What is needed:
Write out each record again exactly as it stands.

********************

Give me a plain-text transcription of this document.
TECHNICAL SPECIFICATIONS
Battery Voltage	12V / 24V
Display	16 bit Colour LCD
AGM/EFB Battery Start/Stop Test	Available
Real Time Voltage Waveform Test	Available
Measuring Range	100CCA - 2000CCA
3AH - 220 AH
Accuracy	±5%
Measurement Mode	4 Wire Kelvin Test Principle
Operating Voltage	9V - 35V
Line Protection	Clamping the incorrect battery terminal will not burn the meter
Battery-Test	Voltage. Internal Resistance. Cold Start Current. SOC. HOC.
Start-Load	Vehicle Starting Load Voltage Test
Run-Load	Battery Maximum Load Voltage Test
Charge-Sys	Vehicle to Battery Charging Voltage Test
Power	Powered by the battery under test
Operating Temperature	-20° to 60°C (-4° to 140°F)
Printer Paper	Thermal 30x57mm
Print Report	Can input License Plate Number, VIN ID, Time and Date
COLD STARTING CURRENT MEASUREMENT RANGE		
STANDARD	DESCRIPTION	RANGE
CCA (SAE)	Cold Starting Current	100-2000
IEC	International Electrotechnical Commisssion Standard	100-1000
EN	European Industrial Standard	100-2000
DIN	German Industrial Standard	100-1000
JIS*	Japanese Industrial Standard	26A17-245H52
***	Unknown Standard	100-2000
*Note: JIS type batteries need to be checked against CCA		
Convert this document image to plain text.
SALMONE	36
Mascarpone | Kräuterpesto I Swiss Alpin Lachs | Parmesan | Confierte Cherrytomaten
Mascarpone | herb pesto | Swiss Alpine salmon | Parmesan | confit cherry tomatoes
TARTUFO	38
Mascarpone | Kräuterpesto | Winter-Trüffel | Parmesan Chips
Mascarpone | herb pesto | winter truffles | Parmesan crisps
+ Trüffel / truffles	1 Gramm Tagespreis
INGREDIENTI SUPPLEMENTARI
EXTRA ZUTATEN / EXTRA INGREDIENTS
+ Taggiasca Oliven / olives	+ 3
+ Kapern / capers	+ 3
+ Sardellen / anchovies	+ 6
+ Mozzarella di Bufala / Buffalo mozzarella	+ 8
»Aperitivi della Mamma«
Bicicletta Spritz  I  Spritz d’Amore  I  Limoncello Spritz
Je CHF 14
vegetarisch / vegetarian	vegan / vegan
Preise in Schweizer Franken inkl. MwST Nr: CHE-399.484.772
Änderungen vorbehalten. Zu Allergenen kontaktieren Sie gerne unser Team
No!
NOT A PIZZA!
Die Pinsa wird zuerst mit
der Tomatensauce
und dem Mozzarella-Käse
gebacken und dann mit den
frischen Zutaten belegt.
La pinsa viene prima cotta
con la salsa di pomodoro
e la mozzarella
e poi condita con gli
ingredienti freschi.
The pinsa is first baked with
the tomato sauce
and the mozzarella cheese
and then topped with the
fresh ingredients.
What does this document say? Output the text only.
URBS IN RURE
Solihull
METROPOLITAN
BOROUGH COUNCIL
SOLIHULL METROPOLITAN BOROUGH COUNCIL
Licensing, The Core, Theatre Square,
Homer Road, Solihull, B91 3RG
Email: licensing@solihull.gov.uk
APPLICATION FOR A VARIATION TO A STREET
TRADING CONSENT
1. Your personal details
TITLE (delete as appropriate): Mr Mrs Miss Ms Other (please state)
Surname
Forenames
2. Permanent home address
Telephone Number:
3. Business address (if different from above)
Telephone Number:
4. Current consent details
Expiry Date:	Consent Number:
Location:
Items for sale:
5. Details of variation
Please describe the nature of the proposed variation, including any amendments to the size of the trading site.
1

********************

Answer:
Give me a plain-text transcription of this document.
TECHNICAL SPECIFICATIONS
Battery Voltage	12V / 24V
Display	16 bit Colour LCD
AGM/EFB Battery Start/Stop Test	Available
Real Time Voltage Waveform Test	Available
Measuring Range	100CCA - 2000CCA
3AH - 220 AH
Accuracy	±5%
Measurement Mode	4 Wire Kelvin Test Principle
Operating Voltage	9V - 35V
Line Protection	Clamping the incorrect battery terminal will not burn the meter
Battery-Test	Voltage. Internal Resistance. Cold Start Current. SOC. HOC.
Start-Load	Vehicle Starting Load Voltage Test
Run-Load	Battery Maximum Load Voltage Test
Charge-Sys	Vehicle to Battery Charging Voltage Test
Power	Powered by the battery under test
Operating Temperature	-20° to 60°C (-4° to 140°F)
Printer Paper	Thermal 30x57mm
Print Report	Can input License Plate Number, VIN ID, Time and Date
COLD STARTING CURRENT MEASUREMENT RANGE		
STANDARD	DESCRIPTION	RANGE
CCA (SAE)	Cold Starting Current	100-2000
IEC	International Electrotechnical Commisssion Standard	100-1000
EN	European Industrial Standard	100-2000
DIN	German Industrial Standard	100-1000
JIS*	Japanese Industrial Standard	26A17-245H52
***	Unknown Standard	100-2000
*Note: JIS type batteries need to be checked against CCA		
Convert this document image to plain text.
SALMONE	36
Mascarpone | Kräuterpesto I Swiss Alpin Lachs | Parmesan | Confierte Cherrytomaten
Mascarpone | herb pesto | Swiss Alpine salmon | Parmesan | confit cherry tomatoes
TARTUFO	38
Mascarpone | Kräuterpesto | Winter-Trüffel | Parmesan Chips
Mascarpone | herb pesto | winter truffles | Parmesan crisps
+ Trüffel / truffles	1 Gramm Tagespreis
INGREDIENTI SUPPLEMENTARI
EXTRA ZUTATEN / EXTRA INGREDIENTS
+ Taggiasca Oliven / olives	+ 3
+ Kapern / capers	+ 3
+ Sardellen / anchovies	+ 6
+ Mozzarella di Bufala / Buffalo mozzarella	+ 8
»Aperitivi della Mamma«
Bicicletta Spritz  I  Spritz d’Amore  I  Limoncello Spritz
Je CHF 14
vegetarisch / vegetarian	vegan / vegan
Preise in Schweizer Franken inkl. MwST Nr: CHE-399.484.772
Änderungen vorbehalten. Zu Allergenen kontaktieren Sie gerne unser Team
No!
NOT A PIZZA!
Die Pinsa wird zuerst mit
der Tomatensauce
und dem Mozzarella-Käse
gebacken und dann mit den
frischen Zutaten belegt.
La pinsa viene prima cotta
con la salsa di pomodoro
e la mozzarella
e poi condita con gli
ingredienti freschi.
The pinsa is first baked with
the tomato sauce
and the mozzarella cheese
and then topped with the
fresh ingredients.
What does this document say? Output the text only.
URBS IN RURE
Solihull
METROPOLITAN
BOROUGH COUNCIL
SOLIHULL METROPOLITAN BOROUGH COUNCIL
Licensing, The Core, Theatre Square,
Homer Road, Solihull, B91 3RG
Email: licensing@solihull.gov.uk
APPLICATION FOR A VARIATION TO A STREET
TRADING CONSENT
1. Your personal details
TITLE (delete as appropriate): Mr Mrs Miss Ms Other (please state)
Surname
Forenames
2. Permanent home address
Telephone Number:
3. Business address (if different from above)
Telephone Number:
4. Current consent details
Expiry Date:	Consent Number:
Location:
Items for sale:
5. Details of variation
Please describe the nature of the proposed variation, including any amendments to the size of the trading site.
1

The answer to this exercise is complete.